**Problem requirements:** Retype all material exactly. Pictures stay out of the copy.

**Dataset records on visual material:**

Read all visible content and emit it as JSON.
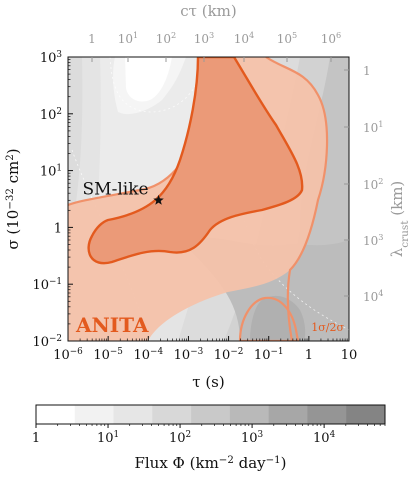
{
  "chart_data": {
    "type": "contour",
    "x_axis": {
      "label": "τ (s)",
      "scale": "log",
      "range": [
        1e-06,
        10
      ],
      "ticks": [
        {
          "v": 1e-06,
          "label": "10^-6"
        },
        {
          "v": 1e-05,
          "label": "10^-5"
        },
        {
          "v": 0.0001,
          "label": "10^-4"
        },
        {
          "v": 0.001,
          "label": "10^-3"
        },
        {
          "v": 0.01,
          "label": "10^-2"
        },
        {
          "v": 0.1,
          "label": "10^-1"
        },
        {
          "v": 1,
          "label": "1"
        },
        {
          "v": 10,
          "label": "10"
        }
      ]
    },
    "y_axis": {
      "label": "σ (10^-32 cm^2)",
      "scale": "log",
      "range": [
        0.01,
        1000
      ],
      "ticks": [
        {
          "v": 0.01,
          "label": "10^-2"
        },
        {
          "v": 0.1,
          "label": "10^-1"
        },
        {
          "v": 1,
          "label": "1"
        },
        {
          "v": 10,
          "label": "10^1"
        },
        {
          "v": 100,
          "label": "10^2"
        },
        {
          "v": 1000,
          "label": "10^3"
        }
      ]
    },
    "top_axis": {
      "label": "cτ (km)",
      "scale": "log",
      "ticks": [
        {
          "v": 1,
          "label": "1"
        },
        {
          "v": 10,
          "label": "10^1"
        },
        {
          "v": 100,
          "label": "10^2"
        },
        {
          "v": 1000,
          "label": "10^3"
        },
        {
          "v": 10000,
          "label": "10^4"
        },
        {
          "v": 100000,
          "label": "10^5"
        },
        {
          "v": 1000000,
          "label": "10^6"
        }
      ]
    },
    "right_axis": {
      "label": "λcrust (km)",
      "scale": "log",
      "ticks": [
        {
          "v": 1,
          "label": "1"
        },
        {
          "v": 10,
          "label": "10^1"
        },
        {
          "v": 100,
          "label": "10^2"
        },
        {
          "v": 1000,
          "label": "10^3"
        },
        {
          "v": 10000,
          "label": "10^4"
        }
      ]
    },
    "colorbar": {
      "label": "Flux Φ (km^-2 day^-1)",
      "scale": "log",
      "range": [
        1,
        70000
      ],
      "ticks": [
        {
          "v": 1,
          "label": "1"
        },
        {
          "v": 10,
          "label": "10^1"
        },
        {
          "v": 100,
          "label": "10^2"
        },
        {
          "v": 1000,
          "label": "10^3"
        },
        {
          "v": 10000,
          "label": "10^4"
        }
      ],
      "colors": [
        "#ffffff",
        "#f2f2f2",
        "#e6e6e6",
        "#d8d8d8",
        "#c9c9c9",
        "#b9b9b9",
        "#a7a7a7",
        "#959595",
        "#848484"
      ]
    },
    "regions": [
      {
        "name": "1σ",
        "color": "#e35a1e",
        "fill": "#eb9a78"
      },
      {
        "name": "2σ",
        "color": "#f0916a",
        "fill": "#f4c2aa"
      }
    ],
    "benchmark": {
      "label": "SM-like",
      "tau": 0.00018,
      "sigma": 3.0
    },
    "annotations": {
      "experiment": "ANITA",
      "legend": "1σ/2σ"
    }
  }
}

**Answer below:**
Read all visible content and emit it as JSON.
{
  "chart_data": {
    "type": "contour",
    "x_axis": {
      "label": "τ (s)",
      "scale": "log",
      "range": [
        1e-06,
        10
      ],
      "ticks": [
        {
          "v": 1e-06,
          "label": "10^-6"
        },
        {
          "v": 1e-05,
          "label": "10^-5"
        },
        {
          "v": 0.0001,
          "label": "10^-4"
        },
        {
          "v": 0.001,
          "label": "10^-3"
        },
        {
          "v": 0.01,
          "label": "10^-2"
        },
        {
          "v": 0.1,
          "label": "10^-1"
        },
        {
          "v": 1,
          "label": "1"
        },
        {
          "v": 10,
          "label": "10"
        }
      ]
    },
    "y_axis": {
      "label": "σ (10^-32 cm^2)",
      "scale": "log",
      "range": [
        0.01,
        1000
      ],
      "ticks": [
        {
          "v": 0.01,
          "label": "10^-2"
        },
        {
          "v": 0.1,
          "label": "10^-1"
        },
        {
          "v": 1,
          "label": "1"
        },
        {
          "v": 10,
          "label": "10^1"
        },
        {
          "v": 100,
          "label": "10^2"
        },
        {
          "v": 1000,
          "label": "10^3"
        }
      ]
    },
    "top_axis": {
      "label": "cτ (km)",
      "scale": "log",
      "ticks": [
        {
          "v": 1,
          "label": "1"
        },
        {
          "v": 10,
          "label": "10^1"
        },
        {
          "v": 100,
          "label": "10^2"
        },
        {
          "v": 1000,
          "label": "10^3"
        },
        {
          "v": 10000,
          "label": "10^4"
        },
        {
          "v": 100000,
          "label": "10^5"
        },
        {
          "v": 1000000,
          "label": "10^6"
        }
      ]
    },
    "right_axis": {
      "label": "λcrust (km)",
      "scale": "log",
      "ticks": [
        {
          "v": 1,
          "label": "1"
        },
        {
          "v": 10,
          "label": "10^1"
        },
        {
          "v": 100,
          "label": "10^2"
        },
        {
          "v": 1000,
          "label": "10^3"
        },
        {
          "v": 10000,
          "label": "10^4"
        }
      ]
    },
    "colorbar": {
      "label": "Flux Φ (km^-2 day^-1)",
      "scale": "log",
      "range": [
        1,
        70000
      ],
      "ticks": [
        {
          "v": 1,
          "label": "1"
        },
        {
          "v": 10,
          "label": "10^1"
        },
        {
          "v": 100,
          "label": "10^2"
        },
        {
          "v": 1000,
          "label": "10^3"
        },
        {
          "v": 10000,
          "label": "10^4"
        }
      ],
      "colors": [
        "#ffffff",
        "#f2f2f2",
        "#e6e6e6",
        "#d8d8d8",
        "#c9c9c9",
        "#b9b9b9",
        "#a7a7a7",
        "#959595",
        "#848484"
      ]
    },
    "regions": [
      {
        "name": "1σ",
        "color": "#e35a1e",
        "fill": "#eb9a78"
      },
      {
        "name": "2σ",
        "color": "#f0916a",
        "fill": "#f4c2aa"
      }
    ],
    "benchmark": {
      "label": "SM-like",
      "tau": 0.00018,
      "sigma": 3.0
    },
    "annotations": {
      "experiment": "ANITA",
      "legend": "1σ/2σ"
    }
  }
}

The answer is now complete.